BEGIN MATERIAL
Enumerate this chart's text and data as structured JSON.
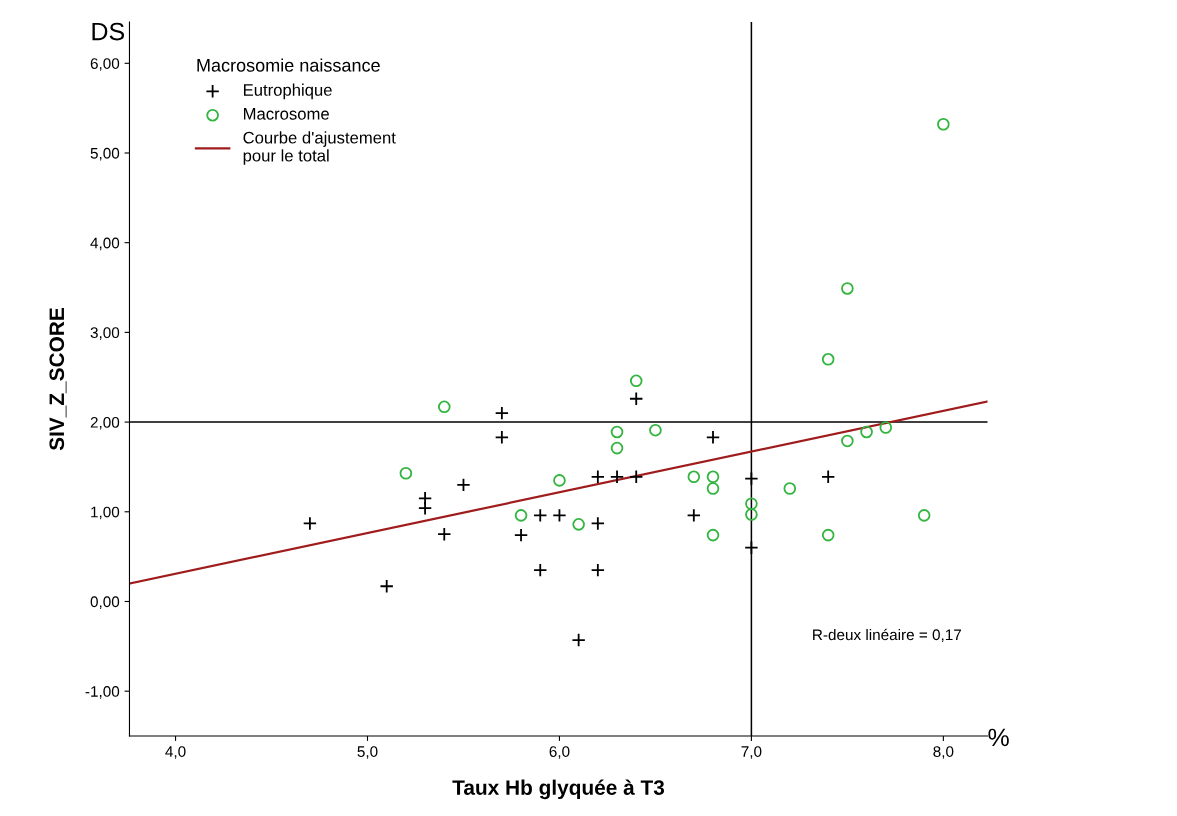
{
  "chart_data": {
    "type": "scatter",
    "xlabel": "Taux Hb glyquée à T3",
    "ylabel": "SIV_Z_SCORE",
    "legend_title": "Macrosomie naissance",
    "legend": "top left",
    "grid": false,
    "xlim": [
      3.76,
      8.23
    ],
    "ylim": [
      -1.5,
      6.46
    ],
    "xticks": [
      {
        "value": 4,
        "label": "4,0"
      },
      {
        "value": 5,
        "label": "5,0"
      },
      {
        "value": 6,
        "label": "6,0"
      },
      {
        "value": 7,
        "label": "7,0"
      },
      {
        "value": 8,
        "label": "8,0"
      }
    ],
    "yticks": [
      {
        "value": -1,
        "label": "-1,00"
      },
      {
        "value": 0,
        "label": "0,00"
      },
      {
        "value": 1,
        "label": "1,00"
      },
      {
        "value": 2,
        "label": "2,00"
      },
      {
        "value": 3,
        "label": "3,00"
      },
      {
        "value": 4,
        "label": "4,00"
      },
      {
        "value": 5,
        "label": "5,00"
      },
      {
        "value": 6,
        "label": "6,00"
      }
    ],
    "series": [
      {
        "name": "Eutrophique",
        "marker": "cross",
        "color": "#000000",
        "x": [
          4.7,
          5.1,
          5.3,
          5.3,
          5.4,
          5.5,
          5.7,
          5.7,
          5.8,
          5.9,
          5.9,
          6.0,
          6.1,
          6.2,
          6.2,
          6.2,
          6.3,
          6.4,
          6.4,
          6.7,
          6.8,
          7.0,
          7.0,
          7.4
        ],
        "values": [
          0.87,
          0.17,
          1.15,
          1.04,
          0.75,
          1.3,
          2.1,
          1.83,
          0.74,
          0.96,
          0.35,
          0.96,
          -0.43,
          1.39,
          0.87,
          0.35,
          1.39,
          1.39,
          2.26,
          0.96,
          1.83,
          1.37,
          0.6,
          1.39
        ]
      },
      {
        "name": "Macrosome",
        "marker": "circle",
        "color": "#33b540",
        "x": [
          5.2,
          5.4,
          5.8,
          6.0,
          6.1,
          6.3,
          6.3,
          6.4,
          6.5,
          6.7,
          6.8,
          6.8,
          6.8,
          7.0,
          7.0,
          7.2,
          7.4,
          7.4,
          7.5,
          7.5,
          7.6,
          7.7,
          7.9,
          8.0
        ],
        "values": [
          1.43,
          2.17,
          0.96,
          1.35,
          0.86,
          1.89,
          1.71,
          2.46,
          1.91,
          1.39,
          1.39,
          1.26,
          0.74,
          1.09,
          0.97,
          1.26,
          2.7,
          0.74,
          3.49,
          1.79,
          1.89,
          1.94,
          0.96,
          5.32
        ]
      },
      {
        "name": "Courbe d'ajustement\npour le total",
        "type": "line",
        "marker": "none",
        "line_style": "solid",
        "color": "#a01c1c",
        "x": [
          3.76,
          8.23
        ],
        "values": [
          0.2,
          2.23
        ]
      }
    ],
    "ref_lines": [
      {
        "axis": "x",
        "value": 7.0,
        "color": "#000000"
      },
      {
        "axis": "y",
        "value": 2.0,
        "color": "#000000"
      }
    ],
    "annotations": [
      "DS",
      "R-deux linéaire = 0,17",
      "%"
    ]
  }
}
END MATERIAL
GIVEN PROBLEM>
Copy all lines from the material that include "color".

RESPONSE>
        "color": "#000000",
        "color": "#33b540",
        "color": "#a01c1c",
        "color": "#000000"
        "color": "#000000"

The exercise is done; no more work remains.